Make an exact transcription of the material, leaving out all images.

-- Start RECORDED INFORMATION --

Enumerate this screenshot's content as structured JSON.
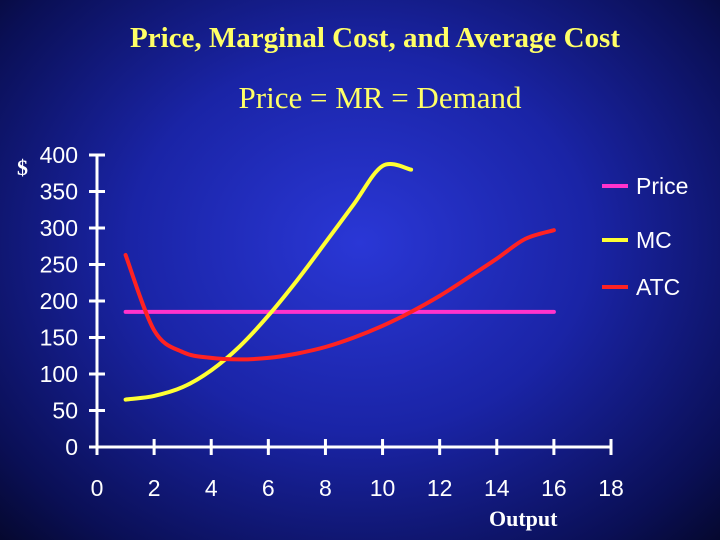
{
  "slide": {
    "title": "Price, Marginal Cost, and Average Cost",
    "subtitle": "Price = MR = Demand",
    "ylabel": "$",
    "xlabel": "Output"
  },
  "chart_data": {
    "type": "line",
    "title": "Price, Marginal Cost, and Average Cost",
    "subtitle": "Price = MR = Demand",
    "xlabel": "Output",
    "ylabel": "$",
    "xlim": [
      0,
      18
    ],
    "ylim": [
      0,
      400
    ],
    "xticks": [
      0,
      2,
      4,
      6,
      8,
      10,
      12,
      14,
      16,
      18
    ],
    "yticks": [
      400,
      350,
      300,
      250,
      200,
      150,
      100,
      50,
      0
    ],
    "grid": false,
    "legend_position": "top-right",
    "series": [
      {
        "name": "Price",
        "color": "#ff33cc",
        "x": [
          1,
          16
        ],
        "y": [
          185,
          185
        ]
      },
      {
        "name": "MC",
        "color": "#ffff33",
        "x": [
          1,
          2,
          3,
          4,
          5,
          6,
          7,
          8,
          9,
          10,
          11
        ],
        "y": [
          65,
          70,
          82,
          105,
          138,
          180,
          228,
          280,
          333,
          385,
          380
        ]
      },
      {
        "name": "ATC",
        "color": "#ff2222",
        "x": [
          1,
          2,
          3,
          4,
          5,
          6,
          7,
          8,
          9,
          10,
          11,
          12,
          13,
          14,
          15,
          16
        ],
        "y": [
          263,
          160,
          130,
          122,
          120,
          122,
          128,
          137,
          150,
          166,
          185,
          207,
          232,
          258,
          285,
          297
        ]
      }
    ]
  }
}
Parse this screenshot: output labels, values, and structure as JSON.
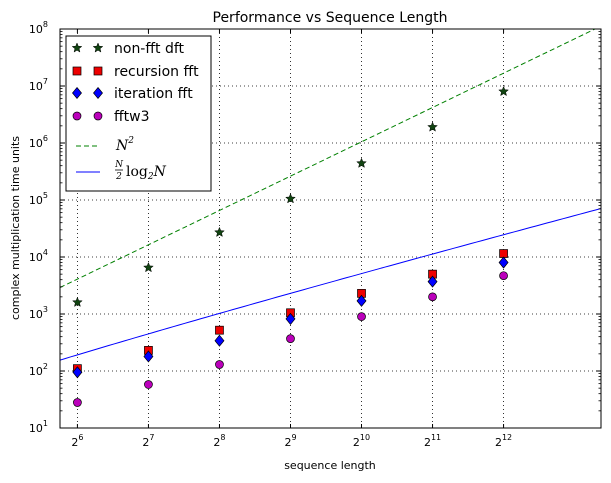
{
  "chart_data": {
    "type": "scatter",
    "title": "Performance vs Sequence Length",
    "xlabel": "sequence length",
    "ylabel": "complex multiplication time units",
    "x_scale": "log2",
    "y_scale": "log10",
    "xlim": [
      54,
      10600
    ],
    "ylim": [
      10,
      100000000
    ],
    "grid": true,
    "legend_position": "top-left",
    "x_ticks": [
      {
        "base": "2",
        "exp": "6",
        "value": 64
      },
      {
        "base": "2",
        "exp": "7",
        "value": 128
      },
      {
        "base": "2",
        "exp": "8",
        "value": 256
      },
      {
        "base": "2",
        "exp": "9",
        "value": 512
      },
      {
        "base": "2",
        "exp": "10",
        "value": 1024
      },
      {
        "base": "2",
        "exp": "11",
        "value": 2048
      },
      {
        "base": "2",
        "exp": "12",
        "value": 4096
      }
    ],
    "y_ticks": [
      {
        "base": "10",
        "exp": "1",
        "value": 10
      },
      {
        "base": "10",
        "exp": "2",
        "value": 100
      },
      {
        "base": "10",
        "exp": "3",
        "value": 1000
      },
      {
        "base": "10",
        "exp": "4",
        "value": 10000
      },
      {
        "base": "10",
        "exp": "5",
        "value": 100000
      },
      {
        "base": "10",
        "exp": "6",
        "value": 1000000
      },
      {
        "base": "10",
        "exp": "7",
        "value": 10000000
      },
      {
        "base": "10",
        "exp": "8",
        "value": 100000000
      }
    ],
    "x": [
      64,
      128,
      256,
      512,
      1024,
      2048,
      4096
    ],
    "series": [
      {
        "name": "non-fft dft",
        "marker": "star",
        "color": "#114411",
        "values": [
          1600,
          6500,
          27000,
          105000,
          440000,
          1900000,
          8000000
        ]
      },
      {
        "name": "recursion fft",
        "marker": "square",
        "color": "#ee0000",
        "values": [
          110,
          230,
          520,
          1050,
          2300,
          5000,
          11500
        ]
      },
      {
        "name": "iteration fft",
        "marker": "diamond",
        "color": "#0000ff",
        "values": [
          95,
          180,
          340,
          820,
          1700,
          3700,
          8000
        ]
      },
      {
        "name": "fftw3",
        "marker": "circle",
        "color": "#bb00bb",
        "values": [
          28,
          58,
          130,
          370,
          900,
          2000,
          4700
        ]
      }
    ],
    "lines": [
      {
        "name": "N^2",
        "label_main": "N",
        "label_sup": "2",
        "style": "dashed",
        "color": "#008000",
        "formula": "N^2"
      },
      {
        "name": "(N/2) log2 N",
        "label_num": "N",
        "label_den": "2",
        "label_fn": "log",
        "label_sub": "2",
        "label_var": "N",
        "style": "solid",
        "color": "#0000ff",
        "formula": "N/2*log2(N)"
      }
    ]
  }
}
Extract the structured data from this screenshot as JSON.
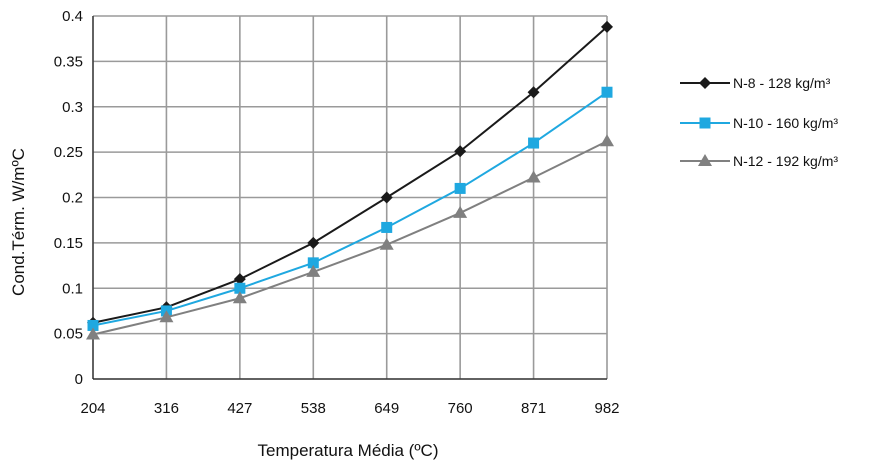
{
  "chart_data": {
    "type": "line",
    "x": [
      "204",
      "316",
      "427",
      "538",
      "649",
      "760",
      "871",
      "982"
    ],
    "xlabel": "Temperatura Média (ºC)",
    "ylabel": "Cond.Térm. W/mºC",
    "ylim": [
      0,
      0.4
    ],
    "yticks": [
      "0",
      "0.05",
      "0.1",
      "0.15",
      "0.2",
      "0.25",
      "0.3",
      "0.35",
      "0.4"
    ],
    "grid": true,
    "legend_position": "right",
    "series": [
      {
        "name": "N-8  - 128 kg/m³",
        "color": "#1a1a1a",
        "marker": "diamond",
        "values": [
          0.062,
          0.079,
          0.11,
          0.15,
          0.2,
          0.251,
          0.316,
          0.388
        ]
      },
      {
        "name": "N-10 - 160 kg/m³",
        "color": "#1fa8e0",
        "marker": "square",
        "values": [
          0.059,
          0.075,
          0.1,
          0.128,
          0.167,
          0.21,
          0.26,
          0.316
        ]
      },
      {
        "name": "N-12 - 192 kg/m³",
        "color": "#808080",
        "marker": "triangle",
        "values": [
          0.049,
          0.068,
          0.089,
          0.118,
          0.148,
          0.183,
          0.222,
          0.262
        ]
      }
    ]
  }
}
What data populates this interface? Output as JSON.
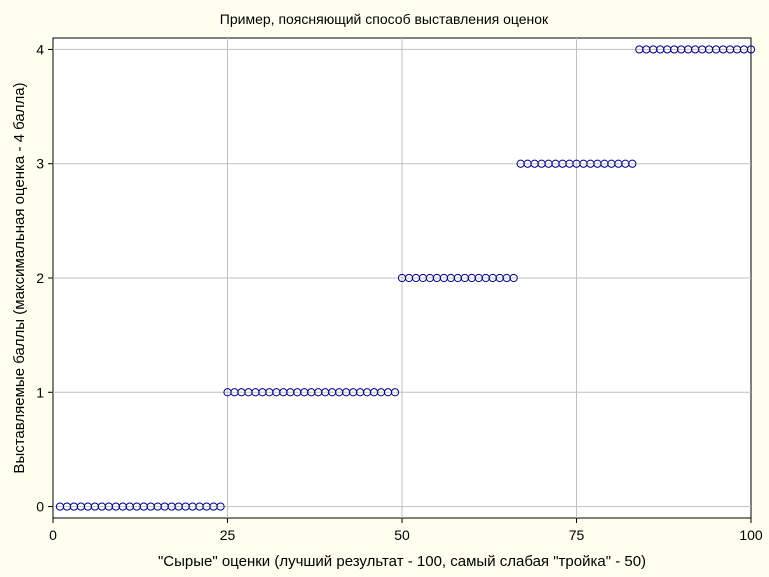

-- End RECORDED INFORMATION --

ANSWER TO THE EXERCISE
Enumerate this screenshot's content as structured JSON.
{
  "slide": {
    "title": "Price, Marginal Cost, and Average Cost",
    "subtitle": "Price = MR = Demand",
    "ylabel": "$",
    "xlabel": "Output"
  },
  "chart_data": {
    "type": "line",
    "title": "Price, Marginal Cost, and Average Cost",
    "subtitle": "Price = MR = Demand",
    "xlabel": "Output",
    "ylabel": "$",
    "xlim": [
      0,
      18
    ],
    "ylim": [
      0,
      400
    ],
    "xticks": [
      0,
      2,
      4,
      6,
      8,
      10,
      12,
      14,
      16,
      18
    ],
    "yticks": [
      400,
      350,
      300,
      250,
      200,
      150,
      100,
      50,
      0
    ],
    "grid": false,
    "legend_position": "top-right",
    "series": [
      {
        "name": "Price",
        "color": "#ff33cc",
        "x": [
          1,
          16
        ],
        "y": [
          185,
          185
        ]
      },
      {
        "name": "MC",
        "color": "#ffff33",
        "x": [
          1,
          2,
          3,
          4,
          5,
          6,
          7,
          8,
          9,
          10,
          11
        ],
        "y": [
          65,
          70,
          82,
          105,
          138,
          180,
          228,
          280,
          333,
          385,
          380
        ]
      },
      {
        "name": "ATC",
        "color": "#ff2222",
        "x": [
          1,
          2,
          3,
          4,
          5,
          6,
          7,
          8,
          9,
          10,
          11,
          12,
          13,
          14,
          15,
          16
        ],
        "y": [
          263,
          160,
          130,
          122,
          120,
          122,
          128,
          137,
          150,
          166,
          185,
          207,
          232,
          258,
          285,
          297
        ]
      }
    ]
  }
}
Parse this screenshot: output labels, values, and structure as JSON.
{
  "chart_data": {
    "type": "scatter",
    "title": "Performance vs Sequence Length",
    "xlabel": "sequence length",
    "ylabel": "complex multiplication time units",
    "x_scale": "log2",
    "y_scale": "log10",
    "xlim": [
      54,
      10600
    ],
    "ylim": [
      10,
      100000000
    ],
    "grid": true,
    "legend_position": "top-left",
    "x_ticks": [
      {
        "base": "2",
        "exp": "6",
        "value": 64
      },
      {
        "base": "2",
        "exp": "7",
        "value": 128
      },
      {
        "base": "2",
        "exp": "8",
        "value": 256
      },
      {
        "base": "2",
        "exp": "9",
        "value": 512
      },
      {
        "base": "2",
        "exp": "10",
        "value": 1024
      },
      {
        "base": "2",
        "exp": "11",
        "value": 2048
      },
      {
        "base": "2",
        "exp": "12",
        "value": 4096
      }
    ],
    "y_ticks": [
      {
        "base": "10",
        "exp": "1",
        "value": 10
      },
      {
        "base": "10",
        "exp": "2",
        "value": 100
      },
      {
        "base": "10",
        "exp": "3",
        "value": 1000
      },
      {
        "base": "10",
        "exp": "4",
        "value": 10000
      },
      {
        "base": "10",
        "exp": "5",
        "value": 100000
      },
      {
        "base": "10",
        "exp": "6",
        "value": 1000000
      },
      {
        "base": "10",
        "exp": "7",
        "value": 10000000
      },
      {
        "base": "10",
        "exp": "8",
        "value": 100000000
      }
    ],
    "x": [
      64,
      128,
      256,
      512,
      1024,
      2048,
      4096
    ],
    "series": [
      {
        "name": "non-fft dft",
        "marker": "star",
        "color": "#114411",
        "values": [
          1600,
          6500,
          27000,
          105000,
          440000,
          1900000,
          8000000
        ]
      },
      {
        "name": "recursion fft",
        "marker": "square",
        "color": "#ee0000",
        "values": [
          110,
          230,
          520,
          1050,
          2300,
          5000,
          11500
        ]
      },
      {
        "name": "iteration fft",
        "marker": "diamond",
        "color": "#0000ff",
        "values": [
          95,
          180,
          340,
          820,
          1700,
          3700,
          8000
        ]
      },
      {
        "name": "fftw3",
        "marker": "circle",
        "color": "#bb00bb",
        "values": [
          28,
          58,
          130,
          370,
          900,
          2000,
          4700
        ]
      }
    ],
    "lines": [
      {
        "name": "N^2",
        "label_main": "N",
        "label_sup": "2",
        "style": "dashed",
        "color": "#008000",
        "formula": "N^2"
      },
      {
        "name": "(N/2) log2 N",
        "label_num": "N",
        "label_den": "2",
        "label_fn": "log",
        "label_sub": "2",
        "label_var": "N",
        "style": "solid",
        "color": "#0000ff",
        "formula": "N/2*log2(N)"
      }
    ]
  }
}
Extract the structured data from this screenshot as JSON.
{
  "chart_data": {
    "type": "line",
    "x": [
      "204",
      "316",
      "427",
      "538",
      "649",
      "760",
      "871",
      "982"
    ],
    "xlabel": "Temperatura Média (ºC)",
    "ylabel": "Cond.Térm. W/mºC",
    "ylim": [
      0,
      0.4
    ],
    "yticks": [
      "0",
      "0.05",
      "0.1",
      "0.15",
      "0.2",
      "0.25",
      "0.3",
      "0.35",
      "0.4"
    ],
    "grid": true,
    "legend_position": "right",
    "series": [
      {
        "name": "N-8  - 128 kg/m³",
        "color": "#1a1a1a",
        "marker": "diamond",
        "values": [
          0.062,
          0.079,
          0.11,
          0.15,
          0.2,
          0.251,
          0.316,
          0.388
        ]
      },
      {
        "name": "N-10 - 160 kg/m³",
        "color": "#1fa8e0",
        "marker": "square",
        "values": [
          0.059,
          0.075,
          0.1,
          0.128,
          0.167,
          0.21,
          0.26,
          0.316
        ]
      },
      {
        "name": "N-12 - 192 kg/m³",
        "color": "#808080",
        "marker": "triangle",
        "values": [
          0.049,
          0.068,
          0.089,
          0.118,
          0.148,
          0.183,
          0.222,
          0.262
        ]
      }
    ]
  }
}
What data populates this interface? Output as JSON.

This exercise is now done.